*What needs to be done*.
Indicate only the number of lines in the listing below in which the word "thân" appears.
* Begin Record excerpts *
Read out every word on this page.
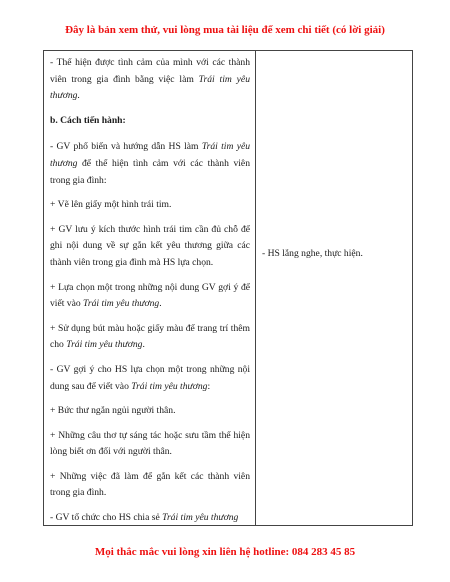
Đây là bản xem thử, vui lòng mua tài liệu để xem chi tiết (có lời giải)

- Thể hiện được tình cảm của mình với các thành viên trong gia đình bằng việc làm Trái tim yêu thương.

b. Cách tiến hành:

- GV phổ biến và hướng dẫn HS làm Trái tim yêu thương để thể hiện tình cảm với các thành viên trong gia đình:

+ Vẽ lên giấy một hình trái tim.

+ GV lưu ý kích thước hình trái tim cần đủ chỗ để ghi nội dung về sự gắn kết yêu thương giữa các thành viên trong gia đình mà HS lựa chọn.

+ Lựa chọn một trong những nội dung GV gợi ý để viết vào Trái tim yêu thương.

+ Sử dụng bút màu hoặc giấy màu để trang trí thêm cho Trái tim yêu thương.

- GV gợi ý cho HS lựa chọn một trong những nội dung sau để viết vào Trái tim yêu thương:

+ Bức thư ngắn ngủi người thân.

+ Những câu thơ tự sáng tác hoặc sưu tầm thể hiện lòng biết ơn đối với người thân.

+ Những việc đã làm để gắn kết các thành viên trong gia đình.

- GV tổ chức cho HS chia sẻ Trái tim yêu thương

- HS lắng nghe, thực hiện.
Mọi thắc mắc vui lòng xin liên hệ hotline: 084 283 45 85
* End Record excerpts *
* Begin Record excerpts *
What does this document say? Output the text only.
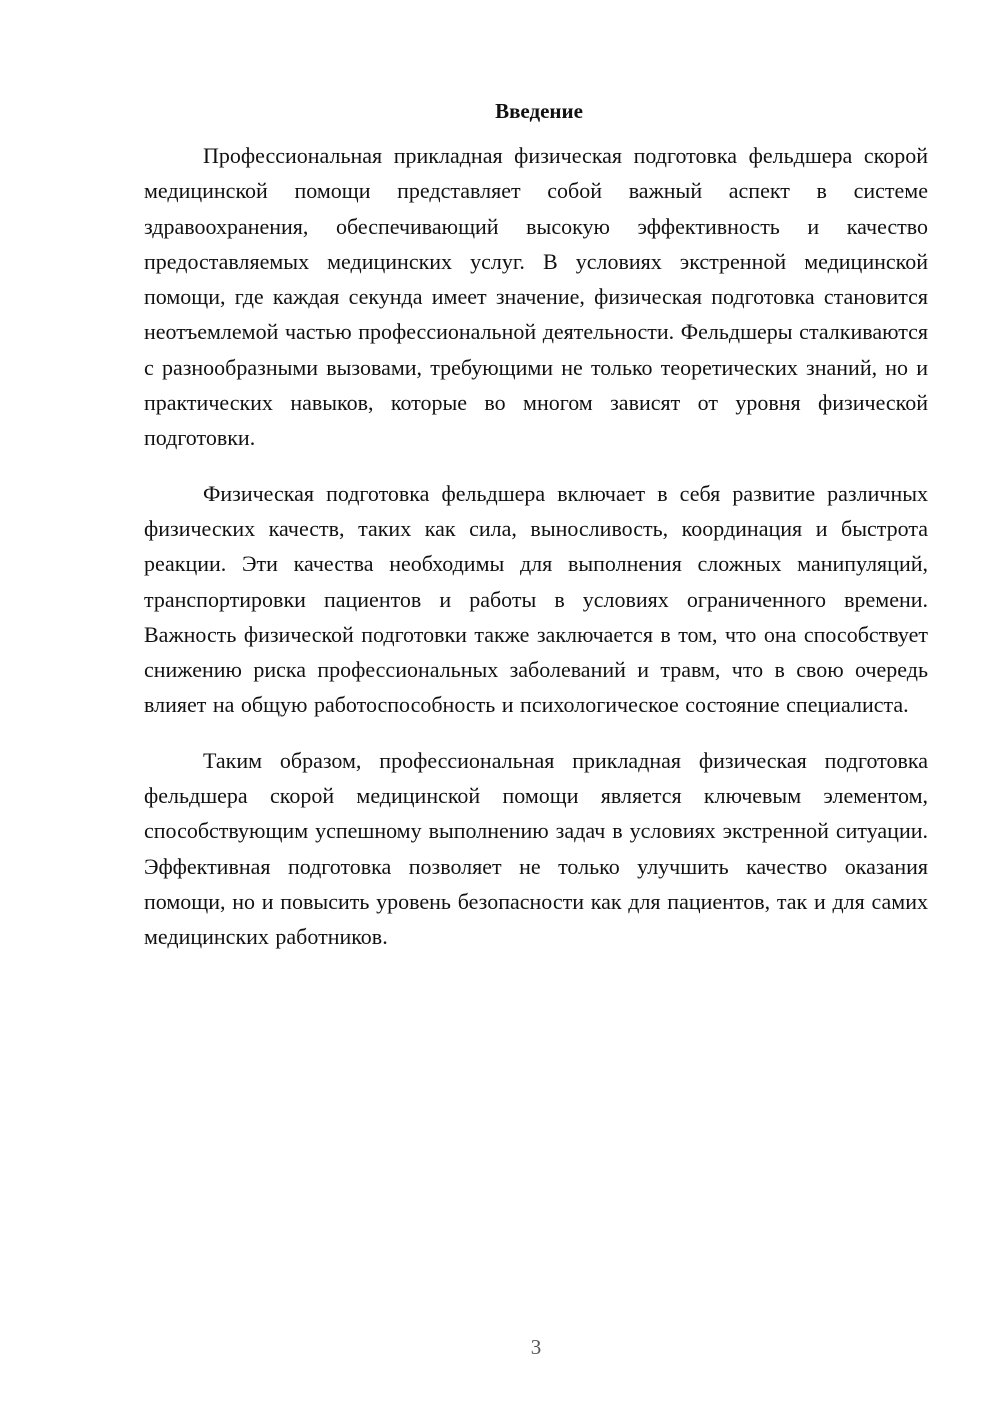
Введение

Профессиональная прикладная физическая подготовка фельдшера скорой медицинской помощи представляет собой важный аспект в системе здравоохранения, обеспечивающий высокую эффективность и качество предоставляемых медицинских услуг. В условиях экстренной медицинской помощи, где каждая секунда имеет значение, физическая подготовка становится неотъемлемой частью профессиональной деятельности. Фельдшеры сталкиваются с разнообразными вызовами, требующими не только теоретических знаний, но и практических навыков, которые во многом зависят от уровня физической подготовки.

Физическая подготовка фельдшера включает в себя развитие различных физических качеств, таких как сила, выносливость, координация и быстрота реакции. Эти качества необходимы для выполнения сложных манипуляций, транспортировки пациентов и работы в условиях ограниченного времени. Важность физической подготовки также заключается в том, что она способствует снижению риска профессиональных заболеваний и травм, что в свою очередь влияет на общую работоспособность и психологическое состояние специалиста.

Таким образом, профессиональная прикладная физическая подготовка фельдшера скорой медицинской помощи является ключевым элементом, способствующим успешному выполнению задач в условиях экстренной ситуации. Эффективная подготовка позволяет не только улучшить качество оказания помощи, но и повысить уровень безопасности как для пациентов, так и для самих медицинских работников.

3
* End Record excerpts *
*Response to the task*.
2